### STATED PROBLEM
Print out the material that follows word for word.

++++ DATASET EXCERPTS

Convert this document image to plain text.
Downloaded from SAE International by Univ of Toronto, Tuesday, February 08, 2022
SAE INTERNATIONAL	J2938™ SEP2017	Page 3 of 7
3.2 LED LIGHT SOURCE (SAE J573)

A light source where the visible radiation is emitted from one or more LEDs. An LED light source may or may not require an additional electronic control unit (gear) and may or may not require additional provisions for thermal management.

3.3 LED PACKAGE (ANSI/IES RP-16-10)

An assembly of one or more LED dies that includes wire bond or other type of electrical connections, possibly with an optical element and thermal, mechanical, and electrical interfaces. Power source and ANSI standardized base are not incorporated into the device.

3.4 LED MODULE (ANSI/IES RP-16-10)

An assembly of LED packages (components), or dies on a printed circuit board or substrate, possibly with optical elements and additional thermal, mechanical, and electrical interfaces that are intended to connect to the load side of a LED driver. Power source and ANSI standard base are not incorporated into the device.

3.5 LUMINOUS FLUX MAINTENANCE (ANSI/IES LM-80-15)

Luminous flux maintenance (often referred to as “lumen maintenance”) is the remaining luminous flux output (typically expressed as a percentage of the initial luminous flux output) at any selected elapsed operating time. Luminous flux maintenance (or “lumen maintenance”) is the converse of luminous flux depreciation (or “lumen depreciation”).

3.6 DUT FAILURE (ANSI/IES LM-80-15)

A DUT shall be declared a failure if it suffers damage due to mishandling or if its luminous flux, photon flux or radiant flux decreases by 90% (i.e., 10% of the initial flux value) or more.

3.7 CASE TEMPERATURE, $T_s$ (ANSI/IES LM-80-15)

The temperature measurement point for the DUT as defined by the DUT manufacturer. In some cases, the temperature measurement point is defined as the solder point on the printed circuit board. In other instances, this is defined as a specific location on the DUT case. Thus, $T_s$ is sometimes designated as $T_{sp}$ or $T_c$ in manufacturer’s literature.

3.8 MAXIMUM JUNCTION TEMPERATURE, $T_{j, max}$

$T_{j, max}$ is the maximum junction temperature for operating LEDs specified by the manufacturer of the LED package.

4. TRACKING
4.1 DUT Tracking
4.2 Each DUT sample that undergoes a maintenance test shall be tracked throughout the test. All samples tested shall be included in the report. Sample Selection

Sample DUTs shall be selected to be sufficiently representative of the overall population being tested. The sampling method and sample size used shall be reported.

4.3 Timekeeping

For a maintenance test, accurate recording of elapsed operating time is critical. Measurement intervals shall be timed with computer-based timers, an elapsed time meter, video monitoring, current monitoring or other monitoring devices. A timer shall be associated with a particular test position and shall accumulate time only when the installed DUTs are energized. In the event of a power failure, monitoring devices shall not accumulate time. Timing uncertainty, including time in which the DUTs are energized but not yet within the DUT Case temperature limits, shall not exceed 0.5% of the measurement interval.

++++++++

### WRITTEN SOLUTION
Convert this document image to plain text.
Downloaded from SAE International by Univ of Toronto, Tuesday, February 08, 2022
SAE INTERNATIONAL	J2938™ SEP2017	Page 3 of 7
3.2 LED LIGHT SOURCE (SAE J573)

A light source where the visible radiation is emitted from one or more LEDs. An LED light source may or may not require an additional electronic control unit (gear) and may or may not require additional provisions for thermal management.

3.3 LED PACKAGE (ANSI/IES RP-16-10)

An assembly of one or more LED dies that includes wire bond or other type of electrical connections, possibly with an optical element and thermal, mechanical, and electrical interfaces. Power source and ANSI standardized base are not incorporated into the device.

3.4 LED MODULE (ANSI/IES RP-16-10)

An assembly of LED packages (components), or dies on a printed circuit board or substrate, possibly with optical elements and additional thermal, mechanical, and electrical interfaces that are intended to connect to the load side of a LED driver. Power source and ANSI standard base are not incorporated into the device.

3.5 LUMINOUS FLUX MAINTENANCE (ANSI/IES LM-80-15)

Luminous flux maintenance (often referred to as “lumen maintenance”) is the remaining luminous flux output (typically expressed as a percentage of the initial luminous flux output) at any selected elapsed operating time. Luminous flux maintenance (or “lumen maintenance”) is the converse of luminous flux depreciation (or “lumen depreciation”).

3.6 DUT FAILURE (ANSI/IES LM-80-15)

A DUT shall be declared a failure if it suffers damage due to mishandling or if its luminous flux, photon flux or radiant flux decreases by 90% (i.e., 10% of the initial flux value) or more.

3.7 CASE TEMPERATURE, $T_s$ (ANSI/IES LM-80-15)

The temperature measurement point for the DUT as defined by the DUT manufacturer. In some cases, the temperature measurement point is defined as the solder point on the printed circuit board. In other instances, this is defined as a specific location on the DUT case. Thus, $T_s$ is sometimes designated as $T_{sp}$ or $T_c$ in manufacturer’s literature.

3.8 MAXIMUM JUNCTION TEMPERATURE, $T_{j, max}$

$T_{j, max}$ is the maximum junction temperature for operating LEDs specified by the manufacturer of the LED package.

4. TRACKING
4.1 DUT Tracking
4.2 Each DUT sample that undergoes a maintenance test shall be tracked throughout the test. All samples tested shall be included in the report. Sample Selection

Sample DUTs shall be selected to be sufficiently representative of the overall population being tested. The sampling method and sample size used shall be reported.

4.3 Timekeeping

For a maintenance test, accurate recording of elapsed operating time is critical. Measurement intervals shall be timed with computer-based timers, an elapsed time meter, video monitoring, current monitoring or other monitoring devices. A timer shall be associated with a particular test position and shall accumulate time only when the installed DUTs are energized. In the event of a power failure, monitoring devices shall not accumulate time. Timing uncertainty, including time in which the DUTs are energized but not yet within the DUT Case temperature limits, shall not exceed 0.5% of the measurement interval.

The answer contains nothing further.